[Data entries]
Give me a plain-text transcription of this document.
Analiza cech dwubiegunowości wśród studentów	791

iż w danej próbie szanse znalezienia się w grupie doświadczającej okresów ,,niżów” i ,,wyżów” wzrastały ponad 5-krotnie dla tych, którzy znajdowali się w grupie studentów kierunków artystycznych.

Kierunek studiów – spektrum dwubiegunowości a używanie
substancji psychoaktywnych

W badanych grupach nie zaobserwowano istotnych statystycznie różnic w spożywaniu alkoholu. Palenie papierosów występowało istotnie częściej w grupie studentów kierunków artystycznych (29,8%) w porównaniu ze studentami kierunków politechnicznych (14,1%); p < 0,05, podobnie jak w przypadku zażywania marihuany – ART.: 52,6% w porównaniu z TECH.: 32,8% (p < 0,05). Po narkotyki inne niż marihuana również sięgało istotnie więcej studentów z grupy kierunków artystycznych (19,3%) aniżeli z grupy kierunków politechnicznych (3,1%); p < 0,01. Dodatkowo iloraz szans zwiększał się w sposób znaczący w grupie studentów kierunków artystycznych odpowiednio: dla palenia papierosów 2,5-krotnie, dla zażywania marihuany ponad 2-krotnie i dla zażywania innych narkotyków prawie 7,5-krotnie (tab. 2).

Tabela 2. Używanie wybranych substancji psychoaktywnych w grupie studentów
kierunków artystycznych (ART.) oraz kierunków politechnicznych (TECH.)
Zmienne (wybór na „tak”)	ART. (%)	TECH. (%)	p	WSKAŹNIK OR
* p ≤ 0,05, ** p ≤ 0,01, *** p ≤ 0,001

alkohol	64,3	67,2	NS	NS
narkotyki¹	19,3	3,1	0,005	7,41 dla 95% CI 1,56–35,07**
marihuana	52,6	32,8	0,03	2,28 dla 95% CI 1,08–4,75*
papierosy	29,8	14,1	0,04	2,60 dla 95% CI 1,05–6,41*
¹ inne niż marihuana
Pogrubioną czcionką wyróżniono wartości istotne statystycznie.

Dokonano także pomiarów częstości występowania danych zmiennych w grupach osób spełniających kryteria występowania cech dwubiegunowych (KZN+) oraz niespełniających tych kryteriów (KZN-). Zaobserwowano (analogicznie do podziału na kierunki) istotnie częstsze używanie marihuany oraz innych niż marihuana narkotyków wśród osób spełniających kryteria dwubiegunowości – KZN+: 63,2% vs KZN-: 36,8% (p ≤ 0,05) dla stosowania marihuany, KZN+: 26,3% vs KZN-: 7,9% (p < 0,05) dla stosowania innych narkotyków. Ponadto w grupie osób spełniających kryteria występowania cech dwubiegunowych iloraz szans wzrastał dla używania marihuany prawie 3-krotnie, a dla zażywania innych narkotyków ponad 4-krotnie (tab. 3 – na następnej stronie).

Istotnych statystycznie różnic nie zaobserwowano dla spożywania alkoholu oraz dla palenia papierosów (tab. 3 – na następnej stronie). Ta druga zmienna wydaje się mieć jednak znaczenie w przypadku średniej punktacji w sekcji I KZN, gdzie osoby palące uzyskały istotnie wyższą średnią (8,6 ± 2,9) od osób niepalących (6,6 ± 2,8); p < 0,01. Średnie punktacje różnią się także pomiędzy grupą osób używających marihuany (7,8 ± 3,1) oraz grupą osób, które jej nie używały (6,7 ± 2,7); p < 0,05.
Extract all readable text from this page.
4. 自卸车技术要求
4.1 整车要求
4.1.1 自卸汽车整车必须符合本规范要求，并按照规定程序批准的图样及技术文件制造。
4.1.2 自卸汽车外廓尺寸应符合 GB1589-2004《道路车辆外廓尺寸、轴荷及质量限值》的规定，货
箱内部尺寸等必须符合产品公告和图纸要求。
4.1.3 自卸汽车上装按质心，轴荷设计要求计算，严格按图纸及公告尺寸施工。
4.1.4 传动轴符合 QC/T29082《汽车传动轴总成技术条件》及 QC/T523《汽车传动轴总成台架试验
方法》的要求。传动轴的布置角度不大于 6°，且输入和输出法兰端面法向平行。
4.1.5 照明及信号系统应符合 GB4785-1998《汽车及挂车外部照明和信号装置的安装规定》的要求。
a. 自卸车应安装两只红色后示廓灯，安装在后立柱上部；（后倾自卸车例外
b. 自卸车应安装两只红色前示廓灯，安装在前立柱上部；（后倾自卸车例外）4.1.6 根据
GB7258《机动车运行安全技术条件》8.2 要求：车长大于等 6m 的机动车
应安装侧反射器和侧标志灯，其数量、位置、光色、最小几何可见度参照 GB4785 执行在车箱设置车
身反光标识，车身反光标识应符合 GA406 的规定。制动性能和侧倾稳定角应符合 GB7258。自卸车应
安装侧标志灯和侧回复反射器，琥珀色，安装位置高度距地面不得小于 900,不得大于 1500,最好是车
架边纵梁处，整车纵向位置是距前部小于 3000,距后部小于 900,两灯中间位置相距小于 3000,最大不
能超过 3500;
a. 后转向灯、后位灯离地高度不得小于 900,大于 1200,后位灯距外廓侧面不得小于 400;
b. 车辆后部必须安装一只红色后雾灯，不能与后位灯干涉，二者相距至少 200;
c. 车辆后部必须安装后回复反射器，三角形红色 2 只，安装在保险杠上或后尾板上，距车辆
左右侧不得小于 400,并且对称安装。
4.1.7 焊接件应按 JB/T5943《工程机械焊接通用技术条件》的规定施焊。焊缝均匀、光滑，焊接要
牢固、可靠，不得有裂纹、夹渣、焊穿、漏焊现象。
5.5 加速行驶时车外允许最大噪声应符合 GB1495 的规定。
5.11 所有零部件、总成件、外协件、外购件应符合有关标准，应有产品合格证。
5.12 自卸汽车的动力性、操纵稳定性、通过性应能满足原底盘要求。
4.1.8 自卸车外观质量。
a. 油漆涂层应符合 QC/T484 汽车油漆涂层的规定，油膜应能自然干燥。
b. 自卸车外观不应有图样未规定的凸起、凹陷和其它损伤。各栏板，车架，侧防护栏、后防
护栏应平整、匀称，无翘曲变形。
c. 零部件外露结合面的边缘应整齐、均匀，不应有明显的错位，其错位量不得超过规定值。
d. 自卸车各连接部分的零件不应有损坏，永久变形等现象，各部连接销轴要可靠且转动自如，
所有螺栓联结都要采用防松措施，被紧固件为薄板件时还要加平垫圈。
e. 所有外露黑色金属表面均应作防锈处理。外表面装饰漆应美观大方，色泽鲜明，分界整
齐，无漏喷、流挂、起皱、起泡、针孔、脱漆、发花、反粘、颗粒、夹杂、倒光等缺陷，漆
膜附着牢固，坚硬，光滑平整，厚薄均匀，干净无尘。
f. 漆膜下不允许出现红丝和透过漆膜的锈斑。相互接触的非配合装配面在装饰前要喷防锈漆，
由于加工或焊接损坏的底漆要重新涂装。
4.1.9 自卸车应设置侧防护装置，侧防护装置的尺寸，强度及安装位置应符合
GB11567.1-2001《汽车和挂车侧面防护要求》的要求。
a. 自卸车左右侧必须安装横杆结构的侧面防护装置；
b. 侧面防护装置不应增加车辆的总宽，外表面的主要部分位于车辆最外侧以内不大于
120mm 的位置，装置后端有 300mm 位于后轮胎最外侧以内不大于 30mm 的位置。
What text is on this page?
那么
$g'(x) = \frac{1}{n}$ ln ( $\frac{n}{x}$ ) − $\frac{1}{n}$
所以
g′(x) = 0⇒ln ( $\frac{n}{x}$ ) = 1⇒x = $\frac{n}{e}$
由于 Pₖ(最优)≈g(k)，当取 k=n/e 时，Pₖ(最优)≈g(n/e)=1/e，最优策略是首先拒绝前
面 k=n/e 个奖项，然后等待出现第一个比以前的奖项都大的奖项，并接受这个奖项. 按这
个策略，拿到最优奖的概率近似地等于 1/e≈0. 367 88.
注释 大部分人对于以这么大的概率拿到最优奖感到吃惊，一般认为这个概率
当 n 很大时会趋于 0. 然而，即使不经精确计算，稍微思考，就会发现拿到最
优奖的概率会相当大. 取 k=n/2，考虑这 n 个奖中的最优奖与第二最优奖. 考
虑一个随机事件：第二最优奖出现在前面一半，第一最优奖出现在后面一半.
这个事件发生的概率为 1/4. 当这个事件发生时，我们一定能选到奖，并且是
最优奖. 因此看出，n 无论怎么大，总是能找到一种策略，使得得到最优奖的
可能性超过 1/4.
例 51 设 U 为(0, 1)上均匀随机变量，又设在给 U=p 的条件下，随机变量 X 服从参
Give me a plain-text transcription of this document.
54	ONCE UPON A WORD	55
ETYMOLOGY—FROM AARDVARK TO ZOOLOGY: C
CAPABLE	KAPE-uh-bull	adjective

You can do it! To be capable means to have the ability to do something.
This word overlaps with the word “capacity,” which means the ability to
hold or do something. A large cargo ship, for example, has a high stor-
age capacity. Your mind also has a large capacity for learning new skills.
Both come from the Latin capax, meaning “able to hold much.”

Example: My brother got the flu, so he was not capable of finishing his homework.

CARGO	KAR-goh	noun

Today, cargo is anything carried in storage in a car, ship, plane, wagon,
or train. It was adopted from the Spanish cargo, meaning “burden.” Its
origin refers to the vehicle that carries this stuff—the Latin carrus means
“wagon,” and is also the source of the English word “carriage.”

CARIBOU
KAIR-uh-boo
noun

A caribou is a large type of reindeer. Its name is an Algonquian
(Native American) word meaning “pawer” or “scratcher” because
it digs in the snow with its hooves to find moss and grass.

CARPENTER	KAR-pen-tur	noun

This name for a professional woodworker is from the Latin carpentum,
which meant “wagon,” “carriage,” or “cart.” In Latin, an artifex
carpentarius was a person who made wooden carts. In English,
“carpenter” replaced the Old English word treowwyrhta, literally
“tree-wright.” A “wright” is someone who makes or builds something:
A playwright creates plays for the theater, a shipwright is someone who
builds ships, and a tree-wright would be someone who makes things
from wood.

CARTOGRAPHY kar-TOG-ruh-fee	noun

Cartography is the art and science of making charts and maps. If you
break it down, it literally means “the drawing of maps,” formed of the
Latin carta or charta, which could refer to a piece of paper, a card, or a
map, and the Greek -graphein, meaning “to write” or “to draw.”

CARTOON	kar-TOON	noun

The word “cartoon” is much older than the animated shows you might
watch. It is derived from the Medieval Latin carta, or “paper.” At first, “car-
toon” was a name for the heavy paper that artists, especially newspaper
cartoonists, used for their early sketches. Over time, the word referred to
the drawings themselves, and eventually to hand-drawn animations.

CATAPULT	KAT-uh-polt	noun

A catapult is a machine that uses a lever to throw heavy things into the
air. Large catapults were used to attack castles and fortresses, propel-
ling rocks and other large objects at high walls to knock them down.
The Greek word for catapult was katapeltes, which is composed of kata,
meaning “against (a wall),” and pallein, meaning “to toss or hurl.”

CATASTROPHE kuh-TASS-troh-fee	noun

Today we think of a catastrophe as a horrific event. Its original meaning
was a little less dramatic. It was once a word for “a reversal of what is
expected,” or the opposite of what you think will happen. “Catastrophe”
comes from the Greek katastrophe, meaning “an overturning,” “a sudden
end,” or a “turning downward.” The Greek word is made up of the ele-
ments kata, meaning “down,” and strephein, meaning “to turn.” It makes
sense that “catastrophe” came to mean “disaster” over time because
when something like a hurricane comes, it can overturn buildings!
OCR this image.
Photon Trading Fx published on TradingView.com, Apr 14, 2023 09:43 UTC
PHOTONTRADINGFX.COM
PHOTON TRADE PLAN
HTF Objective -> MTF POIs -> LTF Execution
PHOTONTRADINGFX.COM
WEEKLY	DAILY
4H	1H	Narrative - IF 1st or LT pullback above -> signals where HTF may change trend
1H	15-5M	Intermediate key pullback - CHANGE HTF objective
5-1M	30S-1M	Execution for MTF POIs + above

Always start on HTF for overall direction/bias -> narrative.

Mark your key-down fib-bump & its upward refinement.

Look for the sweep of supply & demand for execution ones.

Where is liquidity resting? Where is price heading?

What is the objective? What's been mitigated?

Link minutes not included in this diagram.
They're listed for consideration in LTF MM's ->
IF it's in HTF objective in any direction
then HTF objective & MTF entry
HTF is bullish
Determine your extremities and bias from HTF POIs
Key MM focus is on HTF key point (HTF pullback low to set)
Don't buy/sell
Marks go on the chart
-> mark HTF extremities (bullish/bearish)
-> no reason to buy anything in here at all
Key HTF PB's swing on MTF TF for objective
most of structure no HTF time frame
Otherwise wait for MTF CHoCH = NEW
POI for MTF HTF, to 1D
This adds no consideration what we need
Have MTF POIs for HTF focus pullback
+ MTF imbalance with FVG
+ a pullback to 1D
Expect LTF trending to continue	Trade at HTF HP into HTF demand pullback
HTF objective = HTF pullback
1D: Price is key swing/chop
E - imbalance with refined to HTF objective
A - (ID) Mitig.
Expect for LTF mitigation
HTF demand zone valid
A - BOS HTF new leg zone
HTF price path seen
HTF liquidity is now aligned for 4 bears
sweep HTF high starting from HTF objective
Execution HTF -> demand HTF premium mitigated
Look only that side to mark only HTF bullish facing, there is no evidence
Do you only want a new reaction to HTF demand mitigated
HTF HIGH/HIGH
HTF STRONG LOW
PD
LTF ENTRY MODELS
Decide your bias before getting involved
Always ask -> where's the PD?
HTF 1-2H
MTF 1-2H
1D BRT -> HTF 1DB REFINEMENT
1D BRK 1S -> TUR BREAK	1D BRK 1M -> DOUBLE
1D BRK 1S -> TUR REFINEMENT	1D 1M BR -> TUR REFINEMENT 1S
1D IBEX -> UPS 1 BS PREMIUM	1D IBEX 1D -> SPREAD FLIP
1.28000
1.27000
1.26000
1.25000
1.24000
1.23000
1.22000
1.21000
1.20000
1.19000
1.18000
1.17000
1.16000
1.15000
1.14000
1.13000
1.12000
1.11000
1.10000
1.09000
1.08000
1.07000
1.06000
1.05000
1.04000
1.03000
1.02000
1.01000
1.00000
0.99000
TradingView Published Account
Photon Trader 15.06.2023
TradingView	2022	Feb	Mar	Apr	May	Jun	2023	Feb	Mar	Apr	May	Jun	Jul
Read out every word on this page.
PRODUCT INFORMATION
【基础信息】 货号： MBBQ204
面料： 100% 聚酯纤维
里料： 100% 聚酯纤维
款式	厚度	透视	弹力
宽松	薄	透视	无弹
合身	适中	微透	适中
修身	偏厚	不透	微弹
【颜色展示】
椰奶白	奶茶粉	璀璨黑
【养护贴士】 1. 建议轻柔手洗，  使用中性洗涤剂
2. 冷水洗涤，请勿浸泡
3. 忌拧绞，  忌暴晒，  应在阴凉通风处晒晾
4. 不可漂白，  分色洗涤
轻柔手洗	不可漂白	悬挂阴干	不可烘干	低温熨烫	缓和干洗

» **What you need to do**
Copy each line that contains the word "only".

» **Solution for this exercise**
Look only that side to mark only HTF bullish facing, there is no evidence
Do you only want a new reaction to HTF demand mitigated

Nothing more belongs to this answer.